* **Problem**
Below are records to be output exactly, every one of them.
-- Start of Records to process --
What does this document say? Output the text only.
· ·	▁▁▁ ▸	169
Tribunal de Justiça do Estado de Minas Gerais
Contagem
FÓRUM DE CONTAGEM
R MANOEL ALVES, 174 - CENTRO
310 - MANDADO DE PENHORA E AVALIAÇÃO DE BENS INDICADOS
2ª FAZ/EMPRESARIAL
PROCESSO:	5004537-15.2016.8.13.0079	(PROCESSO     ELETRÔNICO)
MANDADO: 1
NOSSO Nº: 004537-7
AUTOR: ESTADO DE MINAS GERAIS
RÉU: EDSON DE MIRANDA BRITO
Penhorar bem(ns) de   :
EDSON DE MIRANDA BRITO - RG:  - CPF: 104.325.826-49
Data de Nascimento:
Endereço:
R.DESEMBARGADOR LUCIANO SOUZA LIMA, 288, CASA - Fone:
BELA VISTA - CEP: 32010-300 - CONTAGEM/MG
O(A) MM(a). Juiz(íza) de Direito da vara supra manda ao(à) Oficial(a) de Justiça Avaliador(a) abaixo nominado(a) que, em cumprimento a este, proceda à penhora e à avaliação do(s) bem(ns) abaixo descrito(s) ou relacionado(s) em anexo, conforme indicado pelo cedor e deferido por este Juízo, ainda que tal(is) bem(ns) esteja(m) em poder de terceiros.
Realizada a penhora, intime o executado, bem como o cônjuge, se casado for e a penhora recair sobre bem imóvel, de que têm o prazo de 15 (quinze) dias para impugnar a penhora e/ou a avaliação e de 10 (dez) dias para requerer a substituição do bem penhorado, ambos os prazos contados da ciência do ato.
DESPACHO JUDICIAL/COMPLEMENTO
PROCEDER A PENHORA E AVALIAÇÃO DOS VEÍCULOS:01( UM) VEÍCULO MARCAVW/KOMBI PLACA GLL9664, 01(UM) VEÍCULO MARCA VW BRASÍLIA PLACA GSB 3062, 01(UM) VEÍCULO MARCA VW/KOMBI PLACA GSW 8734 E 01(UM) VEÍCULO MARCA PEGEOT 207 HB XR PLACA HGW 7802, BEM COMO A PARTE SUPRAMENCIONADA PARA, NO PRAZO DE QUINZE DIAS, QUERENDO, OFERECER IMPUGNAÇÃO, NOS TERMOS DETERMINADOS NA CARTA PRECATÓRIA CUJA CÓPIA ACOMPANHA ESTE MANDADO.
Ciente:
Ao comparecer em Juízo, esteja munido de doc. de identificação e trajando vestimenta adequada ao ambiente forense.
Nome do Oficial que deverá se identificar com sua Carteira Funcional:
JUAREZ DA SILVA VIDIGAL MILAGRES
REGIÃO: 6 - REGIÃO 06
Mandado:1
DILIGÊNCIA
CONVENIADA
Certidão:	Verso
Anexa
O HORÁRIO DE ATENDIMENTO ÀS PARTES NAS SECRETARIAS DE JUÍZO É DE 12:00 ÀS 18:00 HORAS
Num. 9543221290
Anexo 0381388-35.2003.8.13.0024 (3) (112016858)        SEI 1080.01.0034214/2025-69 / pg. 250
-- End of Records to process --
* **Written answer**
What does this document say? Output the text only.
· ·	▁▁▁ ▸	169
Tribunal de Justiça do Estado de Minas Gerais
Contagem
FÓRUM DE CONTAGEM
R MANOEL ALVES, 174 - CENTRO
310 - MANDADO DE PENHORA E AVALIAÇÃO DE BENS INDICADOS
2ª FAZ/EMPRESARIAL
PROCESSO:	5004537-15.2016.8.13.0079	(PROCESSO     ELETRÔNICO)
MANDADO: 1
NOSSO Nº: 004537-7
AUTOR: ESTADO DE MINAS GERAIS
RÉU: EDSON DE MIRANDA BRITO
Penhorar bem(ns) de   :
EDSON DE MIRANDA BRITO - RG:  - CPF: 104.325.826-49
Data de Nascimento:
Endereço:
R.DESEMBARGADOR LUCIANO SOUZA LIMA, 288, CASA - Fone:
BELA VISTA - CEP: 32010-300 - CONTAGEM/MG
O(A) MM(a). Juiz(íza) de Direito da vara supra manda ao(à) Oficial(a) de Justiça Avaliador(a) abaixo nominado(a) que, em cumprimento a este, proceda à penhora e à avaliação do(s) bem(ns) abaixo descrito(s) ou relacionado(s) em anexo, conforme indicado pelo cedor e deferido por este Juízo, ainda que tal(is) bem(ns) esteja(m) em poder de terceiros.
Realizada a penhora, intime o executado, bem como o cônjuge, se casado for e a penhora recair sobre bem imóvel, de que têm o prazo de 15 (quinze) dias para impugnar a penhora e/ou a avaliação e de 10 (dez) dias para requerer a substituição do bem penhorado, ambos os prazos contados da ciência do ato.
DESPACHO JUDICIAL/COMPLEMENTO
PROCEDER A PENHORA E AVALIAÇÃO DOS VEÍCULOS:01( UM) VEÍCULO MARCAVW/KOMBI PLACA GLL9664, 01(UM) VEÍCULO MARCA VW BRASÍLIA PLACA GSB 3062, 01(UM) VEÍCULO MARCA VW/KOMBI PLACA GSW 8734 E 01(UM) VEÍCULO MARCA PEGEOT 207 HB XR PLACA HGW 7802, BEM COMO A PARTE SUPRAMENCIONADA PARA, NO PRAZO DE QUINZE DIAS, QUERENDO, OFERECER IMPUGNAÇÃO, NOS TERMOS DETERMINADOS NA CARTA PRECATÓRIA CUJA CÓPIA ACOMPANHA ESTE MANDADO.
Ciente:
Ao comparecer em Juízo, esteja munido de doc. de identificação e trajando vestimenta adequada ao ambiente forense.
Nome do Oficial que deverá se identificar com sua Carteira Funcional:
JUAREZ DA SILVA VIDIGAL MILAGRES
REGIÃO: 6 - REGIÃO 06
Mandado:1
DILIGÊNCIA
CONVENIADA
Certidão:	Verso
Anexa
O HORÁRIO DE ATENDIMENTO ÀS PARTES NAS SECRETARIAS DE JUÍZO É DE 12:00 ÀS 18:00 HORAS
Num. 9543221290
Anexo 0381388-35.2003.8.13.0024 (3) (112016858)        SEI 1080.01.0034214/2025-69 / pg. 250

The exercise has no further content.